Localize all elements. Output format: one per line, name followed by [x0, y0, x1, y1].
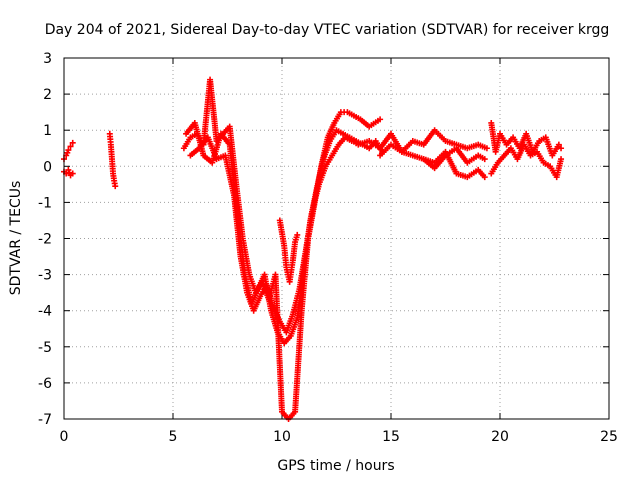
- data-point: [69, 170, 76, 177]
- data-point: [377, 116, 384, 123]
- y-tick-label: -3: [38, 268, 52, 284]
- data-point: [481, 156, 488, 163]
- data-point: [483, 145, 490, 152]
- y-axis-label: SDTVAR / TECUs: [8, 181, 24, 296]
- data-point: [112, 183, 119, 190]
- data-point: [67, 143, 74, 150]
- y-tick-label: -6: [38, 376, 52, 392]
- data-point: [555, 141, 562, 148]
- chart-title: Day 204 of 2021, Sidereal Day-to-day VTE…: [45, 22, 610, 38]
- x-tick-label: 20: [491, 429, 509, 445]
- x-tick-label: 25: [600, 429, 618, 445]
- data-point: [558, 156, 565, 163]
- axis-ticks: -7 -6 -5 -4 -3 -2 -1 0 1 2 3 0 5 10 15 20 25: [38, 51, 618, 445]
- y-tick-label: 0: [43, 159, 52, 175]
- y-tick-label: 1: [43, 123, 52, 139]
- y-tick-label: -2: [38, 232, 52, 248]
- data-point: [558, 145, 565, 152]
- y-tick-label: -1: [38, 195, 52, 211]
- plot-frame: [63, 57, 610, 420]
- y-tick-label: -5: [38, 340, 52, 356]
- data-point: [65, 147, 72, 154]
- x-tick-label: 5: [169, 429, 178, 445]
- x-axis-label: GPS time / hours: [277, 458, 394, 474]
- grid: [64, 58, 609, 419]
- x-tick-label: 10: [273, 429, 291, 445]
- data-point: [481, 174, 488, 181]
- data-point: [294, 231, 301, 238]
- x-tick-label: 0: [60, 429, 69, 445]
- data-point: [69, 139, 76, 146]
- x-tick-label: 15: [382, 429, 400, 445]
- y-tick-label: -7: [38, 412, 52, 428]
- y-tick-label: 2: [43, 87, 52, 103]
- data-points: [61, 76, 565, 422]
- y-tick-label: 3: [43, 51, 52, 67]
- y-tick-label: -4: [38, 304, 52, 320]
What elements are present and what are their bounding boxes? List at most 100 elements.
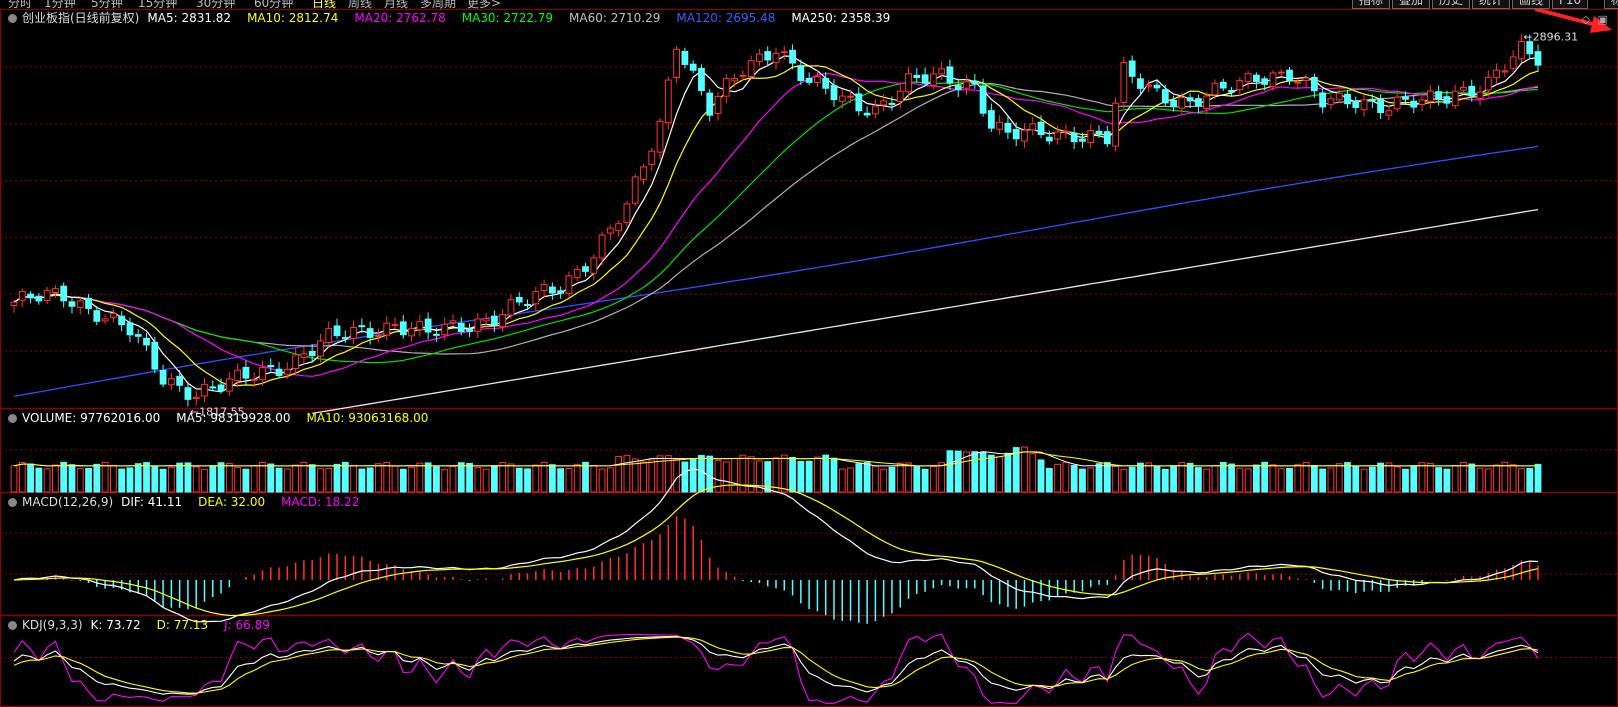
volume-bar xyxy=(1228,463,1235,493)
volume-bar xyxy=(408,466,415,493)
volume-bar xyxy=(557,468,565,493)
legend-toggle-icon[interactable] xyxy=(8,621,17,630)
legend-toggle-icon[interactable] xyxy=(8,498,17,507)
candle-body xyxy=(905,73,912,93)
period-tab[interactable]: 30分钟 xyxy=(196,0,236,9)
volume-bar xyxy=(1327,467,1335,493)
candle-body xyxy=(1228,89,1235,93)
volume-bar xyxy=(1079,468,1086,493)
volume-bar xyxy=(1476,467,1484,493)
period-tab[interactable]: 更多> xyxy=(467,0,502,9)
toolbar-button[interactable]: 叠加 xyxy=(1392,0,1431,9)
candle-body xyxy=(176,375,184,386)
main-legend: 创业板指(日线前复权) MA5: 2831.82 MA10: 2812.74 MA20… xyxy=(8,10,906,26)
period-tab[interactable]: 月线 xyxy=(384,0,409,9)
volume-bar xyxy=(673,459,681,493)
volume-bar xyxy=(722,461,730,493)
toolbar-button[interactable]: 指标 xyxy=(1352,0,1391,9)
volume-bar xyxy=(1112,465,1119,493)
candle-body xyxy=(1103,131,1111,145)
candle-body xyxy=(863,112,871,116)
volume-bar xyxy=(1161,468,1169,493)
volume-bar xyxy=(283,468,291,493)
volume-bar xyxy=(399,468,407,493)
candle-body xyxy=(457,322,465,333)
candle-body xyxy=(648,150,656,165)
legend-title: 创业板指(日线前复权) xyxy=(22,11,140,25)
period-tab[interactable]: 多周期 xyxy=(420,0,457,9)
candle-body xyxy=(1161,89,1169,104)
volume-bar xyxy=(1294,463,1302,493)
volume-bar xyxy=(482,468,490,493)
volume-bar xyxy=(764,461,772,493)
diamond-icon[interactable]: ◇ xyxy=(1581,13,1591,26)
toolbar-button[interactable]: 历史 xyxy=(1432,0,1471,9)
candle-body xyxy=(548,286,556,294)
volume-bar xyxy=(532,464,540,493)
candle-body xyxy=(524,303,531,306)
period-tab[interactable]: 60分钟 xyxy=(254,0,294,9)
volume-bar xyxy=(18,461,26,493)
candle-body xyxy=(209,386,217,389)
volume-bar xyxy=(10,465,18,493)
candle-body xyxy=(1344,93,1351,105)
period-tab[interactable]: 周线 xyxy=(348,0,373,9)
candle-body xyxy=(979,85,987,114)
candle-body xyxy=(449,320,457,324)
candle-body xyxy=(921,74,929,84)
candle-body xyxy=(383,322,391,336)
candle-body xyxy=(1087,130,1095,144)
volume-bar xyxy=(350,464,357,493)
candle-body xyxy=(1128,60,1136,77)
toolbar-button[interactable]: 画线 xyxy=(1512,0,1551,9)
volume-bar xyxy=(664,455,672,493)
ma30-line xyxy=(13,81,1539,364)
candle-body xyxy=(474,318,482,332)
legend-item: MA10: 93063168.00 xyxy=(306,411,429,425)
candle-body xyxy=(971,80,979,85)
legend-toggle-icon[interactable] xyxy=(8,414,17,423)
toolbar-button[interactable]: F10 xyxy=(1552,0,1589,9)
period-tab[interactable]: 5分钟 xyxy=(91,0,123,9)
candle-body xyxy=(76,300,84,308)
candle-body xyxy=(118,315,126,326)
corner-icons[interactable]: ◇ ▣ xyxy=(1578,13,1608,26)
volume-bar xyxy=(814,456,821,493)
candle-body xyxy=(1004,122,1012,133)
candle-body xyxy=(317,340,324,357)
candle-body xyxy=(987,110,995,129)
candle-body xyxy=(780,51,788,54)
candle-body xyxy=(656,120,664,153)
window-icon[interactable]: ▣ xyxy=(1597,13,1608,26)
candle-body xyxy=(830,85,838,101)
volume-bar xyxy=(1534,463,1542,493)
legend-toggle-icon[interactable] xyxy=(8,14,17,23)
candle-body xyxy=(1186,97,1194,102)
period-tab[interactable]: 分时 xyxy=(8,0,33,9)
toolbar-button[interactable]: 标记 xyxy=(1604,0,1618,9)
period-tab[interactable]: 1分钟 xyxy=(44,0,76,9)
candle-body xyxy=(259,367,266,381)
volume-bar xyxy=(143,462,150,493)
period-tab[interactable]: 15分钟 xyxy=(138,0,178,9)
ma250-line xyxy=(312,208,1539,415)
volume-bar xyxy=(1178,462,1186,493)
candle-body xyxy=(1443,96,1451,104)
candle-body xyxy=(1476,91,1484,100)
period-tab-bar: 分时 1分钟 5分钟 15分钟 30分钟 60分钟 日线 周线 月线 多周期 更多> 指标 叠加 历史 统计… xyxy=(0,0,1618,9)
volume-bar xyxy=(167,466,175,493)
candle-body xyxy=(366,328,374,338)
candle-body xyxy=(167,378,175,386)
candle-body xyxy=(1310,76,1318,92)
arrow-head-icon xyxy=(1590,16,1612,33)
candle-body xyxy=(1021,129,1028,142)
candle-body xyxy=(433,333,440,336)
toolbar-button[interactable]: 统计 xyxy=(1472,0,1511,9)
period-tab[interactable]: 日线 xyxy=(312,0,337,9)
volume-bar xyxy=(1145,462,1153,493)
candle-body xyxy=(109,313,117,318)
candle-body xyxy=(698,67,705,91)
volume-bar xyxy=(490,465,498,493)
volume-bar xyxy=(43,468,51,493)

☆ ☆ ☆ ☆ ☆

● Exercise instructions:
Identify every line in the data above that contains the word "title", and copy each one. Case counts.

● Expected answer:
- chart-title: Day 204 of 2021, Sidereal Day-to-day VTE…: [45, 22, 610, 38]
legend-title: 创业板指(日线前复权) xyxy=(22,11,140,25)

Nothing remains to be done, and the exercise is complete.